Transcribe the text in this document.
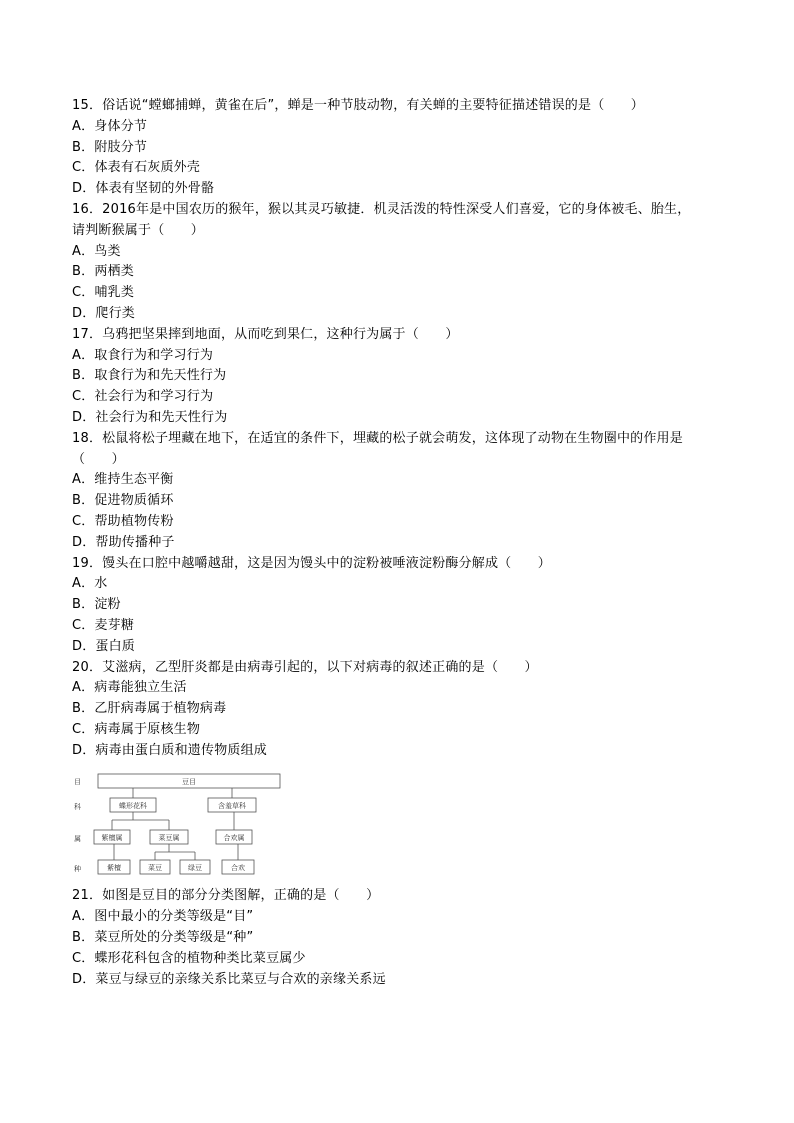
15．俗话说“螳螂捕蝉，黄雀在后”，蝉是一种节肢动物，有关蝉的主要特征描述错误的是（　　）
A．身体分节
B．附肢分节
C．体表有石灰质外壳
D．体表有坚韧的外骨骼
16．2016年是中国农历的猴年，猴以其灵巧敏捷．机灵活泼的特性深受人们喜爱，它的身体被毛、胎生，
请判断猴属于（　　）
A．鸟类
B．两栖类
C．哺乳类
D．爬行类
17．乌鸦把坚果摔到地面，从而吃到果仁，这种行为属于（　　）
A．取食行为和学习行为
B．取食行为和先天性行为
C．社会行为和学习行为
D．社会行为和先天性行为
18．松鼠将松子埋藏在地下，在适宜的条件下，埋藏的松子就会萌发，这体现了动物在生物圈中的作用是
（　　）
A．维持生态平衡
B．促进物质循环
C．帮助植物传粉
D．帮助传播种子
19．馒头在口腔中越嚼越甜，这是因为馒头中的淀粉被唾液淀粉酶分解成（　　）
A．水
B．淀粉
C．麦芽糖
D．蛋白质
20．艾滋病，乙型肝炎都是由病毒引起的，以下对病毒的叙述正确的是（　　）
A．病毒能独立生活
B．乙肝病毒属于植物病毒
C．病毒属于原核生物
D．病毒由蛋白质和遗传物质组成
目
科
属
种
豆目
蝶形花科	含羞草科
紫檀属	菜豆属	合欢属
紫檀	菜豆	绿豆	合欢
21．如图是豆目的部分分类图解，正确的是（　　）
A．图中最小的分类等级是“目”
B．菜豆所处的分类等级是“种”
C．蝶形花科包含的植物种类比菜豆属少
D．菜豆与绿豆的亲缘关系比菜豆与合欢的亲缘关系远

- - -

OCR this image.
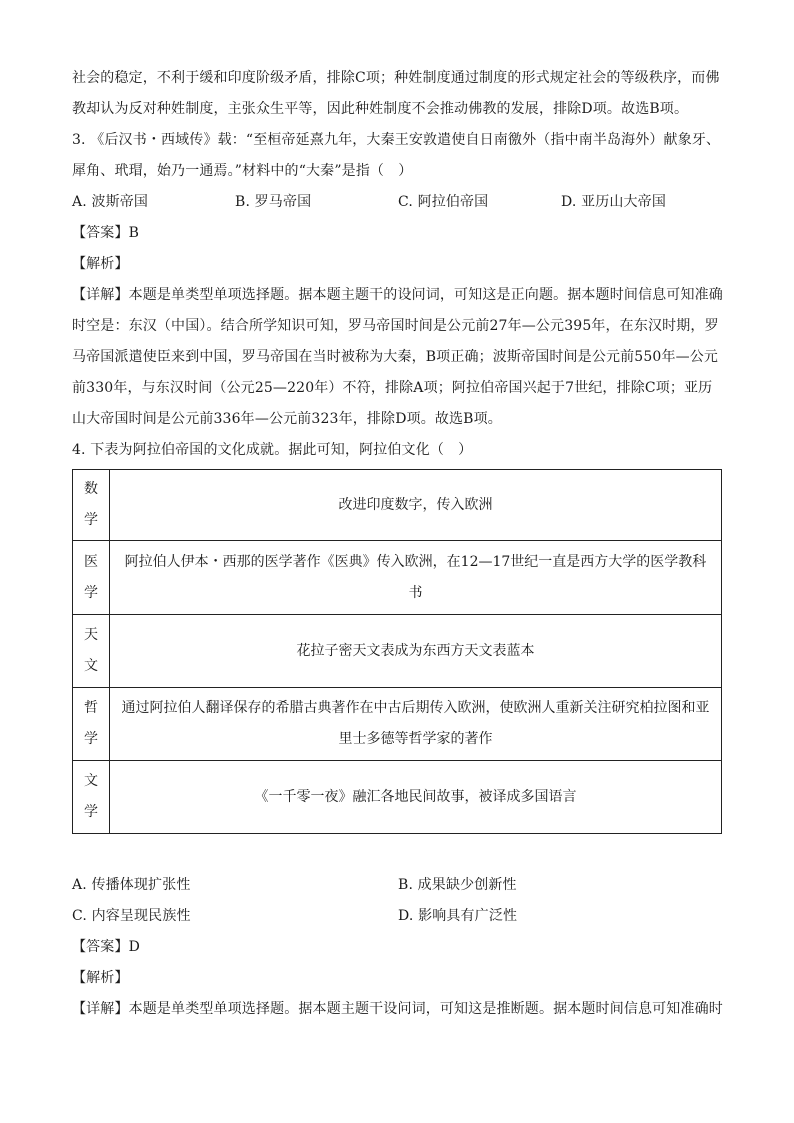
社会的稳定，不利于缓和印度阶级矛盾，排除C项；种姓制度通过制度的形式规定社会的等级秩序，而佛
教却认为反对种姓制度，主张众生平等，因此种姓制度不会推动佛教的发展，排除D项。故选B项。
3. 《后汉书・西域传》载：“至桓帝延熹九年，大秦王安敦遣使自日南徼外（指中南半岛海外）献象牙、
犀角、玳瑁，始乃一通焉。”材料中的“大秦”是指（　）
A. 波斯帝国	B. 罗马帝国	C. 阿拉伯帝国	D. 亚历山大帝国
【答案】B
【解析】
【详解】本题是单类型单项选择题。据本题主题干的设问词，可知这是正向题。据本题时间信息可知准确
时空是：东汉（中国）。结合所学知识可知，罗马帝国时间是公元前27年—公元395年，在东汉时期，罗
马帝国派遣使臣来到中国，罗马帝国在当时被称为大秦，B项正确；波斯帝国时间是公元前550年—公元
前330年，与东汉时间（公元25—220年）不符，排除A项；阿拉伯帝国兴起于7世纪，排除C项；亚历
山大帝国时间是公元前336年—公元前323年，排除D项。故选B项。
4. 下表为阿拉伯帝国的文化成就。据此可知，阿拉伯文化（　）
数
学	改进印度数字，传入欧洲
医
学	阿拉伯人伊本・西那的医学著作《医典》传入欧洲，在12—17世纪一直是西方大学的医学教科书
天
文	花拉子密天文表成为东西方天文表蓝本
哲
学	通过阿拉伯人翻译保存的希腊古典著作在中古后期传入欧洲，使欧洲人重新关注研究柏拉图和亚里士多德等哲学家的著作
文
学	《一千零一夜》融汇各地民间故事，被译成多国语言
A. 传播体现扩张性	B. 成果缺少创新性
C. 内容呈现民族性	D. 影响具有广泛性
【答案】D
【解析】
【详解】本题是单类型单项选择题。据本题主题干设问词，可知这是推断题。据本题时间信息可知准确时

- - -

The problem: From the data, list each line in which the string "故选B项" appears.

Answer for the task:
教却认为反对种姓制度，主张众生平等，因此种姓制度不会推动佛教的发展，排除D项。故选B项。
山大帝国时间是公元前336年—公元前323年，排除D项。故选B项。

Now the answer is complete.